◆ Exercise task: Starting at the line with "Type out the text in this image.", transcribe each line through the final one, both included, and add nothing.

◆ Record excerpts:

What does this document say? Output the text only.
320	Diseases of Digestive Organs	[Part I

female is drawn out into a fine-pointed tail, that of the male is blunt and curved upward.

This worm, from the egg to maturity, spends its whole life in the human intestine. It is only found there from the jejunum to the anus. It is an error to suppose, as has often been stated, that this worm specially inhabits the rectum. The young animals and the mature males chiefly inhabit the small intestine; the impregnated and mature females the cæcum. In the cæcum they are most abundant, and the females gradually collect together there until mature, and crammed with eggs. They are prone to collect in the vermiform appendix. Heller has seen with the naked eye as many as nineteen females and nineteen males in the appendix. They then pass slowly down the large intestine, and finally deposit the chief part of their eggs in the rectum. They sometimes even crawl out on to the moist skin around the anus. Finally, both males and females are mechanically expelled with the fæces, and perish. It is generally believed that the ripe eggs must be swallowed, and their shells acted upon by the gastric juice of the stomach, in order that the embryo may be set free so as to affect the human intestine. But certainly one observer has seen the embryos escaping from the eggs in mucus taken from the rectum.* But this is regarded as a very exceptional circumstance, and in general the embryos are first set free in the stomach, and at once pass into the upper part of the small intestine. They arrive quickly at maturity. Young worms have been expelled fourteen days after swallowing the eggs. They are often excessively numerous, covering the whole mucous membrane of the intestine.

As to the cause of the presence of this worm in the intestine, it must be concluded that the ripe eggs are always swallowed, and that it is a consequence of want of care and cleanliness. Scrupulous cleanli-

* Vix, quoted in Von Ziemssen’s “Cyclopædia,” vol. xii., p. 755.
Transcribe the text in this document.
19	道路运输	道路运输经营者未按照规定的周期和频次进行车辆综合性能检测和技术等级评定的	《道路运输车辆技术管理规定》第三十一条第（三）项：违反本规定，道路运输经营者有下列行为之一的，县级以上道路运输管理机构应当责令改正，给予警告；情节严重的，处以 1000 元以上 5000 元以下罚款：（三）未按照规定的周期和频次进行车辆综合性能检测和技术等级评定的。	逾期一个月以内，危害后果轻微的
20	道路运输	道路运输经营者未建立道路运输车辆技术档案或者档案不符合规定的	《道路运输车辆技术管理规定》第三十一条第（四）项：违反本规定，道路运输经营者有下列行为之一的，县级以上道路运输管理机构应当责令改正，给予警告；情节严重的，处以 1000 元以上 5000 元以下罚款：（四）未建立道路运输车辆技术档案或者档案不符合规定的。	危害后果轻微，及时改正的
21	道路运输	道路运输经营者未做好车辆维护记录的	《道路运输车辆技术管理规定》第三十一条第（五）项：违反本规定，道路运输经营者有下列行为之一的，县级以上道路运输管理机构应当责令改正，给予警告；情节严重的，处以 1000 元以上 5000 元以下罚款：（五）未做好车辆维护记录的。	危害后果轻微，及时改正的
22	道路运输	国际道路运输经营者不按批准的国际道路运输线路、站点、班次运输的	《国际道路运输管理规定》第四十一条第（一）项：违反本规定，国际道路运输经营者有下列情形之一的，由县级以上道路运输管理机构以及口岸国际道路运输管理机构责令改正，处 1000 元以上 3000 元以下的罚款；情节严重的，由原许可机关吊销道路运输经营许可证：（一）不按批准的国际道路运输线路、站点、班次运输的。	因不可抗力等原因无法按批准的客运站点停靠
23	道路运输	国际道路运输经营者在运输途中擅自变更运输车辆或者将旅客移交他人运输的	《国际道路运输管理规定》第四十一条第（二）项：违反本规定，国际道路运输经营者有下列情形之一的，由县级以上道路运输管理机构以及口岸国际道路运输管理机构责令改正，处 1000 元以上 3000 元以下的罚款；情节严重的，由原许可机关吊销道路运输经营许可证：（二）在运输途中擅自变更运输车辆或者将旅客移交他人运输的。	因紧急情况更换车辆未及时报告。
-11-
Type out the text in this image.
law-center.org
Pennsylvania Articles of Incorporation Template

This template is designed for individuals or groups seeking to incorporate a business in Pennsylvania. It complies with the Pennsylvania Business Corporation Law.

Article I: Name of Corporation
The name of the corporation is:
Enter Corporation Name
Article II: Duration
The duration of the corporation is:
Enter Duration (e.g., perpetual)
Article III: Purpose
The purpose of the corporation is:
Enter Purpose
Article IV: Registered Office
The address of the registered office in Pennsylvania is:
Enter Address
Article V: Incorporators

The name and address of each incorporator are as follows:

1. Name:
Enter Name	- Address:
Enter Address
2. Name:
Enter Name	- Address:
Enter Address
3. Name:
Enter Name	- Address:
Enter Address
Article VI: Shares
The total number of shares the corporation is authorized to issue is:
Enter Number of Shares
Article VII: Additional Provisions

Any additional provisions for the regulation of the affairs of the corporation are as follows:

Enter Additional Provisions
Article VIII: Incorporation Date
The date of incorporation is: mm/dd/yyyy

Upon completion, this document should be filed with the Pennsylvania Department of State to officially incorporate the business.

◆ Written answer:
Type out the text in this image.
law-center.org
Pennsylvania Articles of Incorporation Template

This template is designed for individuals or groups seeking to incorporate a business in Pennsylvania. It complies with the Pennsylvania Business Corporation Law.

Article I: Name of Corporation
The name of the corporation is:
Enter Corporation Name
Article II: Duration
The duration of the corporation is:
Enter Duration (e.g., perpetual)
Article III: Purpose
The purpose of the corporation is:
Enter Purpose
Article IV: Registered Office
The address of the registered office in Pennsylvania is:
Enter Address
Article V: Incorporators

The name and address of each incorporator are as follows:

1. Name:
Enter Name	- Address:
Enter Address
2. Name:
Enter Name	- Address:
Enter Address
3. Name:
Enter Name	- Address:
Enter Address
Article VI: Shares
The total number of shares the corporation is authorized to issue is:
Enter Number of Shares
Article VII: Additional Provisions

Any additional provisions for the regulation of the affairs of the corporation are as follows:

Enter Additional Provisions
Article VIII: Incorporation Date
The date of incorporation is: mm/dd/yyyy

Upon completion, this document should be filed with the Pennsylvania Department of State to officially incorporate the business.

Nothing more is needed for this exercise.